▸ Instructions to follow
Retype all the records with nothing changed.
::::::::::
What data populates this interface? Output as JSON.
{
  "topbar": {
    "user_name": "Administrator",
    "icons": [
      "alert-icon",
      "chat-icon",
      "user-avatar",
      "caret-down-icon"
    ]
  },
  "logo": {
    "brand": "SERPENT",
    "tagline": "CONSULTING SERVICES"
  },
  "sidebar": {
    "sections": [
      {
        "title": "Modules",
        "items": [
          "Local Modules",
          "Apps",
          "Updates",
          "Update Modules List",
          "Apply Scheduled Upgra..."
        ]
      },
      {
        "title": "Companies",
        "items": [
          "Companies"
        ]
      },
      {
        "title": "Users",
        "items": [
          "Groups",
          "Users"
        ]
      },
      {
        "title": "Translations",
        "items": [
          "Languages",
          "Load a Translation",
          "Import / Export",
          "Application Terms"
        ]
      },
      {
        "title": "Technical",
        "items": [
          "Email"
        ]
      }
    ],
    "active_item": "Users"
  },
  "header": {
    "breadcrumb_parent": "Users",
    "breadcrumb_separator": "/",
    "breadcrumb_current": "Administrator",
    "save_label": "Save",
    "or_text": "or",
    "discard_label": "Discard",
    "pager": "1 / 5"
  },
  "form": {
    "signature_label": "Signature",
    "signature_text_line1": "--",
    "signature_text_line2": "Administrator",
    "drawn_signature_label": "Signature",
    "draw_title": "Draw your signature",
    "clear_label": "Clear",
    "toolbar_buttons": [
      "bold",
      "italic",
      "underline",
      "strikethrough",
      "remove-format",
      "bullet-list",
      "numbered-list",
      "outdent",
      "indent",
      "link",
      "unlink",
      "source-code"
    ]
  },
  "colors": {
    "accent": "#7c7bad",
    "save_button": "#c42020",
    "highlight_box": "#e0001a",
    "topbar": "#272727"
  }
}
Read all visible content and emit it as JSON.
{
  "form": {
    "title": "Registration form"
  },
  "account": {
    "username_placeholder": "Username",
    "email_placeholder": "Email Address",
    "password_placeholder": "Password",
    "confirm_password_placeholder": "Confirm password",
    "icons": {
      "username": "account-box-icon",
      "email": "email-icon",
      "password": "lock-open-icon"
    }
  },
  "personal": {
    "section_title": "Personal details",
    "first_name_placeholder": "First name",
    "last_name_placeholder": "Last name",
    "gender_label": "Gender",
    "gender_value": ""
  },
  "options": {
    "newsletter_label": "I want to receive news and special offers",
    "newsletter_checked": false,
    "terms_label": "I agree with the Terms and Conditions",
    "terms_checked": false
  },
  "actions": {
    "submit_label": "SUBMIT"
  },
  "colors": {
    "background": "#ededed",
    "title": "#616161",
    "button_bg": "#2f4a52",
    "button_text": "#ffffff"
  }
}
::::::::::
▸ The result
What data populates this interface? Output as JSON.
{
  "topbar": {
    "user_name": "Administrator",
    "icons": [
      "alert-icon",
      "chat-icon",
      "user-avatar",
      "caret-down-icon"
    ]
  },
  "logo": {
    "brand": "SERPENT",
    "tagline": "CONSULTING SERVICES"
  },
  "sidebar": {
    "sections": [
      {
        "title": "Modules",
        "items": [
          "Local Modules",
          "Apps",
          "Updates",
          "Update Modules List",
          "Apply Scheduled Upgra..."
        ]
      },
      {
        "title": "Companies",
        "items": [
          "Companies"
        ]
      },
      {
        "title": "Users",
        "items": [
          "Groups",
          "Users"
        ]
      },
      {
        "title": "Translations",
        "items": [
          "Languages",
          "Load a Translation",
          "Import / Export",
          "Application Terms"
        ]
      },
      {
        "title": "Technical",
        "items": [
          "Email"
        ]
      }
    ],
    "active_item": "Users"
  },
  "header": {
    "breadcrumb_parent": "Users",
    "breadcrumb_separator": "/",
    "breadcrumb_current": "Administrator",
    "save_label": "Save",
    "or_text": "or",
    "discard_label": "Discard",
    "pager": "1 / 5"
  },
  "form": {
    "signature_label": "Signature",
    "signature_text_line1": "--",
    "signature_text_line2": "Administrator",
    "drawn_signature_label": "Signature",
    "draw_title": "Draw your signature",
    "clear_label": "Clear",
    "toolbar_buttons": [
      "bold",
      "italic",
      "underline",
      "strikethrough",
      "remove-format",
      "bullet-list",
      "numbered-list",
      "outdent",
      "indent",
      "link",
      "unlink",
      "source-code"
    ]
  },
  "colors": {
    "accent": "#7c7bad",
    "save_button": "#c42020",
    "highlight_box": "#e0001a",
    "topbar": "#272727"
  }
}
Read all visible content and emit it as JSON.
{
  "form": {
    "title": "Registration form"
  },
  "account": {
    "username_placeholder": "Username",
    "email_placeholder": "Email Address",
    "password_placeholder": "Password",
    "confirm_password_placeholder": "Confirm password",
    "icons": {
      "username": "account-box-icon",
      "email": "email-icon",
      "password": "lock-open-icon"
    }
  },
  "personal": {
    "section_title": "Personal details",
    "first_name_placeholder": "First name",
    "last_name_placeholder": "Last name",
    "gender_label": "Gender",
    "gender_value": ""
  },
  "options": {
    "newsletter_label": "I want to receive news and special offers",
    "newsletter_checked": false,
    "terms_label": "I agree with the Terms and Conditions",
    "terms_checked": false
  },
  "actions": {
    "submit_label": "SUBMIT"
  },
  "colors": {
    "background": "#ededed",
    "title": "#616161",
    "button_bg": "#2f4a52",
    "button_text": "#ffffff"
  }
}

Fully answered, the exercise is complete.